Required tasks:
- a) Sum up the thread on building a small home theater two-way speaker in two sentences.
- b) In the thread on building a small home theater two-way speaker, rewrite the part starting at "## Spasticteapot (Mar" and ending at "that is proven.", swapping "proven" for "tested".

# Little HT Two-Way



## bball09124 (Jul 21, 2008)

My dad's got a Hitachi SR-903 amp, 20+ years old, that does 110 watts x 4 ohms and I have some AA Poly-Mids as well as some PG RSD's lying around. I'm a little bored, so I was thinking about throwing them together for an upgrade from the stock TV speakers.

Any recommendations for enclosure size for the mids? Poly-Mids or RSD mids? And I was going to just use the RSD crossover, unless someone can direct to a better and cheap alternative (under $30).


----------



## Ga foo 88 (Dec 18, 2005)

I have the x-over schematic for the AA poly + vifa xt25 if that interests you, however i have no idea on the price of the x-over parts...


----------



## czechm8 (Oct 15, 2008)

Start with a .5 cf cabinet. 
Do those mids have a phase plug? You might get some chuffing if you use a sealed cabinet so you might want to port them.

They should work OK for general listening and room fill, but the on-axis response will not be ideal.


----------



## ItalynStylion (May 3, 2008)

czechm8 said:


> Start with a .5 cf cabinet.
> Do those mids have a phase plug? You might get some chuffing if you use a sealed cabinet so you might want to port them.
> 
> They should work OK for general listening and room fill, but the on-axis response will not be ideal.


Do you mean chuffing through the center of the cone through the gap? I'm pretty sure these have an inverted dust cap so they are sealed completely.


----------



## czechm8 (Oct 15, 2008)

ItalynStylion said:


> Do you mean chuffing through the center of the cone through the gap? I'm pretty sure these have an inverted dust cap so they are sealed completely.


Yes. I had a set of convertible comps I put in small sealed enclosures and got a lot of noise around the phase plug gap. I ended up porting the enclosures.


----------



## ItalynStylion (May 3, 2008)

czechm8 said:


> Yes. I had a set of convertible comps I put in small sealed enclosures and got a lot of noise around the phase plug gap. I ended up porting the enclosures.


Interesting...I'd always wondered about this with drivers like the Focal 6w4311.


----------



## Spasticteapot (Mar 5, 2007)

Sell me the AA Polys to me and build some of these!

Pete Schumacher's Bookshelf RS125/HiVi K1. - Tech Talk


----------



## Ga foo 88 (Dec 18, 2005)

I would agree with selling what you have and trying a design floating around the internet that is proven.


----------

Supplied information:
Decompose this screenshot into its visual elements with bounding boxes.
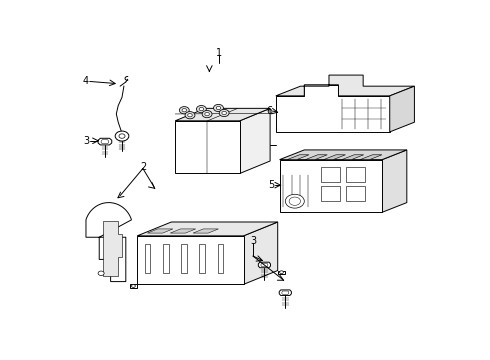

Full answers:
- a) A poster with an older Hitachi SR-903 amp and some spare AA Poly-Mids and PG RSD drivers wants to build speakers to replace the stock TV speakers, and asks about enclosure size, which mids to use and the crossover. Replies suggest starting with a .5 cubic foot cabinet and porting it to avoid chuffing, while others recommend selling the parts and building a proven design instead.

- b)
## Spasticteapot (Mar 5, 2007)

Sell me the AA Polys to me and build some of these!

Pete Schumacher's Bookshelf RS125/HiVi K1. - Tech Talk


----------



## Ga foo 88 (Dec 18, 2005)

I would agree with selling what you have and trying a design floating around the internet that is tested.